- Records shown:
## Begin

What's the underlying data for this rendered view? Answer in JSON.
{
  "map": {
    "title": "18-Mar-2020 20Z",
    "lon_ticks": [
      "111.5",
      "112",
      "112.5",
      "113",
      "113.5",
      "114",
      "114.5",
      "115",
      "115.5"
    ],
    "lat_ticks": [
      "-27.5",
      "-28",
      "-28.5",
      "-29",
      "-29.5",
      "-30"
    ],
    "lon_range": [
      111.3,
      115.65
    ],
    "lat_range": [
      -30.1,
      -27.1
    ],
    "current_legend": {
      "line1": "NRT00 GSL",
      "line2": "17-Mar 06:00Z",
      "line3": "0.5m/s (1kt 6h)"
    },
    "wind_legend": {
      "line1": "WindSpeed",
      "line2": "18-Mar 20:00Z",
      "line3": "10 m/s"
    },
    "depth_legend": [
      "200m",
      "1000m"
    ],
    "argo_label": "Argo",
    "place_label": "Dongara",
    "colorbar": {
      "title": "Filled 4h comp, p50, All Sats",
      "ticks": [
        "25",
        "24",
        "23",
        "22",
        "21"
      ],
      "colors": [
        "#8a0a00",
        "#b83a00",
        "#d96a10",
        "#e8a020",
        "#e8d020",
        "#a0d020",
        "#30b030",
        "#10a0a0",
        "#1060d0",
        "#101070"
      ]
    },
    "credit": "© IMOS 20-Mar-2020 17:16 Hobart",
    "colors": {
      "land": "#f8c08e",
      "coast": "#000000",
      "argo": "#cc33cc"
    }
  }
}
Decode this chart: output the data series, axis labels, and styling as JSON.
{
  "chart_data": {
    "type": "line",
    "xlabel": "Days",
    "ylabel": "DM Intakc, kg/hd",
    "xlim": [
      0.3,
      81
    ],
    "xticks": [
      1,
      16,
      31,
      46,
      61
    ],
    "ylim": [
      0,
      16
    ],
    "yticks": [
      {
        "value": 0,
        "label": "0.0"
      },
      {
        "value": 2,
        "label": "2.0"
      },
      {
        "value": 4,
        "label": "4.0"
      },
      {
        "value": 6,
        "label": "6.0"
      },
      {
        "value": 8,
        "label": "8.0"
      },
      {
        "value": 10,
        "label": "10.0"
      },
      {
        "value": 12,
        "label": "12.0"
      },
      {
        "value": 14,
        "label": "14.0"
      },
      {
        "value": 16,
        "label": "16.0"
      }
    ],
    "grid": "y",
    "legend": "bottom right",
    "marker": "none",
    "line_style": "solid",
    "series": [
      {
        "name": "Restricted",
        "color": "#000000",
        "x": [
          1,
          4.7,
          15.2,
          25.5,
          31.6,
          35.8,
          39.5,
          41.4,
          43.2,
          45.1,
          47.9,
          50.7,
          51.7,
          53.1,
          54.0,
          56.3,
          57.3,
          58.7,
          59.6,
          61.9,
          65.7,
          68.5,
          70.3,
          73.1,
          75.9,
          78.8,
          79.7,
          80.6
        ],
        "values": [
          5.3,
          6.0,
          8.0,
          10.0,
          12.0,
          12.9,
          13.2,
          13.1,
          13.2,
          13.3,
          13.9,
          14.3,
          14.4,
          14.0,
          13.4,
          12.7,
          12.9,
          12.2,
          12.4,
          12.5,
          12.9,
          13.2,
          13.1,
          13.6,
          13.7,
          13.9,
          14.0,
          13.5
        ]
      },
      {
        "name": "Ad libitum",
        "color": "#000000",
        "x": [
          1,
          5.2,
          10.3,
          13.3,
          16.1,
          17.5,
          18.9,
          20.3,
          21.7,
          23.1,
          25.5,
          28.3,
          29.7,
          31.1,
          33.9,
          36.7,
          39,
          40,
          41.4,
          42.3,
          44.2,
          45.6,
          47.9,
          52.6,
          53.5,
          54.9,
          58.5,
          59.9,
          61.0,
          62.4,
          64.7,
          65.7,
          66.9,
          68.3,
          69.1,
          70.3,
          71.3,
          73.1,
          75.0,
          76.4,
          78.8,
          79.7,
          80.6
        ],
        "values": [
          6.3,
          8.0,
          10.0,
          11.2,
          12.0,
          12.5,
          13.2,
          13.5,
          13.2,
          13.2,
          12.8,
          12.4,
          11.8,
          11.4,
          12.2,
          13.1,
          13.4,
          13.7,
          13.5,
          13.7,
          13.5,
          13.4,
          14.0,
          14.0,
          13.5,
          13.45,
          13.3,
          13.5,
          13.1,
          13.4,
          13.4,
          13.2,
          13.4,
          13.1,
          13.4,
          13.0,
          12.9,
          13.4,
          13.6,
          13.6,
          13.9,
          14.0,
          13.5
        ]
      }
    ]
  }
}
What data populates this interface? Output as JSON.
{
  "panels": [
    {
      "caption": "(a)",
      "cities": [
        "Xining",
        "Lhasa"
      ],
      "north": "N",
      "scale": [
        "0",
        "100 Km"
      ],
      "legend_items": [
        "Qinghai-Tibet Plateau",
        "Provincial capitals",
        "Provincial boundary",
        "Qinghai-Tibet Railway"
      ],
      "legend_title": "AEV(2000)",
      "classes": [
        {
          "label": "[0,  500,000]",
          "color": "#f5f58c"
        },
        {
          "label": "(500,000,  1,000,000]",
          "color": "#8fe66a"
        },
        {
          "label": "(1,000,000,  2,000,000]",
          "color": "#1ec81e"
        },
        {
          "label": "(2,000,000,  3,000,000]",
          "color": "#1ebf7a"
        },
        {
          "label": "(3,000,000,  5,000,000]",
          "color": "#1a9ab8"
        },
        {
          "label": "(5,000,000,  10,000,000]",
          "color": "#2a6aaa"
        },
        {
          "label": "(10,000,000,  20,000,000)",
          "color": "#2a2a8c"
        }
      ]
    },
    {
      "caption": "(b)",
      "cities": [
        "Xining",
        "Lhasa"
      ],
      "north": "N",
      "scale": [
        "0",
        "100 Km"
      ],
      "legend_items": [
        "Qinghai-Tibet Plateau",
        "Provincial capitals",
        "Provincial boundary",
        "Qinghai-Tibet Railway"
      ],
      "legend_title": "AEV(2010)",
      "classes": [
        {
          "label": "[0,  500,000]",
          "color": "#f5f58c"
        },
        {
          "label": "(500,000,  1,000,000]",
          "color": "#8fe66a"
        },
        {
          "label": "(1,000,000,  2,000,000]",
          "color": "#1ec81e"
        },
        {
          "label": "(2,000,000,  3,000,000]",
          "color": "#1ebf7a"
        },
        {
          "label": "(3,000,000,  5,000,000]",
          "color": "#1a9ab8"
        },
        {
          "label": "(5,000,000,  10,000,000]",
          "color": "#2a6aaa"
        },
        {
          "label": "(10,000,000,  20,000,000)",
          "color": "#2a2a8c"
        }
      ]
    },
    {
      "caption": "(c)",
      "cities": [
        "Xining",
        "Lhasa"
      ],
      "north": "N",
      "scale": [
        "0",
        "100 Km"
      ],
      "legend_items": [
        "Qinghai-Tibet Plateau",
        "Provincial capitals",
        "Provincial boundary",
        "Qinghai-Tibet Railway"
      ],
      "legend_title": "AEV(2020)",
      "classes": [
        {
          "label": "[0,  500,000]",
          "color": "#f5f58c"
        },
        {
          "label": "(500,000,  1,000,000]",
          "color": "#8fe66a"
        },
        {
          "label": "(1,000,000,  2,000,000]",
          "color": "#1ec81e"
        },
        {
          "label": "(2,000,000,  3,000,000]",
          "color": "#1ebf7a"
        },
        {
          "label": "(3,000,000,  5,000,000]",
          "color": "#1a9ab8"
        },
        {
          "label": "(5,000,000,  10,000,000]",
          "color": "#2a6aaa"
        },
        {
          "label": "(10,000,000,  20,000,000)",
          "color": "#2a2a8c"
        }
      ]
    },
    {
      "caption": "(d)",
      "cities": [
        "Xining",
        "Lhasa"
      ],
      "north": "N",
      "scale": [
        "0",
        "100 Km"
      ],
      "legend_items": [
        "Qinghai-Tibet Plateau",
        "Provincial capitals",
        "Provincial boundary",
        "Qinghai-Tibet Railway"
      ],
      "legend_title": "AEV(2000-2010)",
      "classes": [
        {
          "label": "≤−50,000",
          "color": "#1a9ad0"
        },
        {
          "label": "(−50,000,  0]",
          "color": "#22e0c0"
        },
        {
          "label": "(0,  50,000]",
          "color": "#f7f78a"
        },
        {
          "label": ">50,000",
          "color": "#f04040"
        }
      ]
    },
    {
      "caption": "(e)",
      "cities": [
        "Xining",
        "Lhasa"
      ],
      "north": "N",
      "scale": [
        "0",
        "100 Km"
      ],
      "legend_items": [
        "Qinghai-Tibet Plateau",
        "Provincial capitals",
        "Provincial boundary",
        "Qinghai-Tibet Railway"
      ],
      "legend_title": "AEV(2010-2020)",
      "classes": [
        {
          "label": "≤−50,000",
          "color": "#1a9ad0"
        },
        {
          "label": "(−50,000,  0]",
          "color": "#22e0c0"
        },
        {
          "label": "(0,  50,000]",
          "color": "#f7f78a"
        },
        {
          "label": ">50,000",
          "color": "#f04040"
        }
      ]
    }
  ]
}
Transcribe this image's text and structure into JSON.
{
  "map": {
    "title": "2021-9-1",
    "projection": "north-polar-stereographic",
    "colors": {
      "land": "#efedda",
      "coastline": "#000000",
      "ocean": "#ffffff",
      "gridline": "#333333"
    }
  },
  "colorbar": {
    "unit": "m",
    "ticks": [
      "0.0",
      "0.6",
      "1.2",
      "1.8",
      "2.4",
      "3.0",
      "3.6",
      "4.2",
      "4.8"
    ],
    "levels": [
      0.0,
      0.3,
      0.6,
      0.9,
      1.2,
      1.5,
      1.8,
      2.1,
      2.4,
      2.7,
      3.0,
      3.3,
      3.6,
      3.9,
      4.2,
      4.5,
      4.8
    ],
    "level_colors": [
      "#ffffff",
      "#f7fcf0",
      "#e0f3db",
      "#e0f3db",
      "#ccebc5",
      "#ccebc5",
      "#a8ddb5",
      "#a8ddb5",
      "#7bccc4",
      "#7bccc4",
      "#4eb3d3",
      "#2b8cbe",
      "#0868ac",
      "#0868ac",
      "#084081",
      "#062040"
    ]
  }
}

## End

- Aim of the task: Only lines with the word "caption" should be collected from the material.

- Expected output:
      "caption": "(a)",
      "caption": "(b)",
      "caption": "(c)",
      "caption": "(d)",
      "caption": "(e)",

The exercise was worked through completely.